* STATED GOAL: Without the pictures, print each of the records below exactly as it appears.

======== ROWS ========

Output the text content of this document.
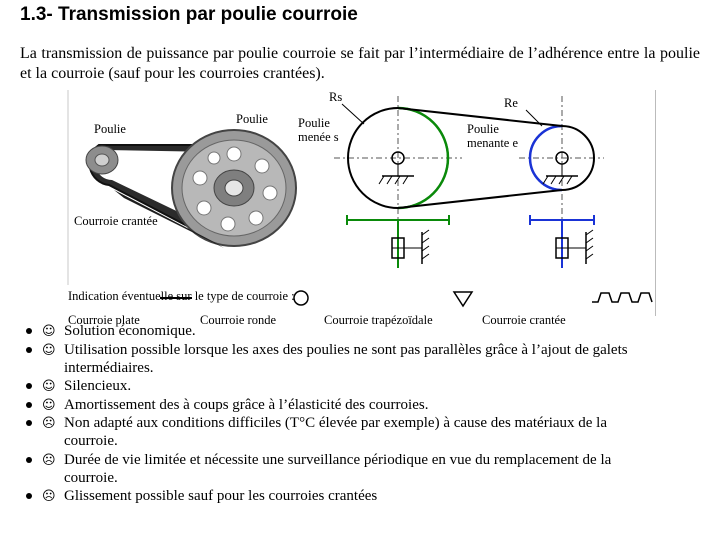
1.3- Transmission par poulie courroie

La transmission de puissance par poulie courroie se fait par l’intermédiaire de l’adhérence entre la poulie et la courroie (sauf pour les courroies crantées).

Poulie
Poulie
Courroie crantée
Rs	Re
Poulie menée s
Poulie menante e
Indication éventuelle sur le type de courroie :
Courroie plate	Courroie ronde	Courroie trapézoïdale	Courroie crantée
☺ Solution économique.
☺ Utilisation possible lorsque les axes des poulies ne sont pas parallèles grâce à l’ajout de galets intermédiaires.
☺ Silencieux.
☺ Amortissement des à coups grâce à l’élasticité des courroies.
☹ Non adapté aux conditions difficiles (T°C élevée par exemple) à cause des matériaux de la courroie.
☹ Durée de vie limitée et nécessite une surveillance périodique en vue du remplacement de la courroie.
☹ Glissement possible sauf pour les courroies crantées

========

* WRITTEN RESPONSE:
Output the text content of this document.
1.3- Transmission par poulie courroie

La transmission de puissance par poulie courroie se fait par l’intermédiaire de l’adhérence entre la poulie et la courroie (sauf pour les courroies crantées).

Poulie
Poulie
Courroie crantée
Rs	Re
Poulie menée s
Poulie menante e
Indication éventuelle sur le type de courroie :
Courroie plate	Courroie ronde	Courroie trapézoïdale	Courroie crantée
☺ Solution économique.
☺ Utilisation possible lorsque les axes des poulies ne sont pas parallèles grâce à l’ajout de galets intermédiaires.
☺ Silencieux.
☺ Amortissement des à coups grâce à l’élasticité des courroies.
☹ Non adapté aux conditions difficiles (T°C élevée par exemple) à cause des matériaux de la courroie.
☹ Durée de vie limitée et nécessite une surveillance périodique en vue du remplacement de la courroie.
☹ Glissement possible sauf pour les courroies crantées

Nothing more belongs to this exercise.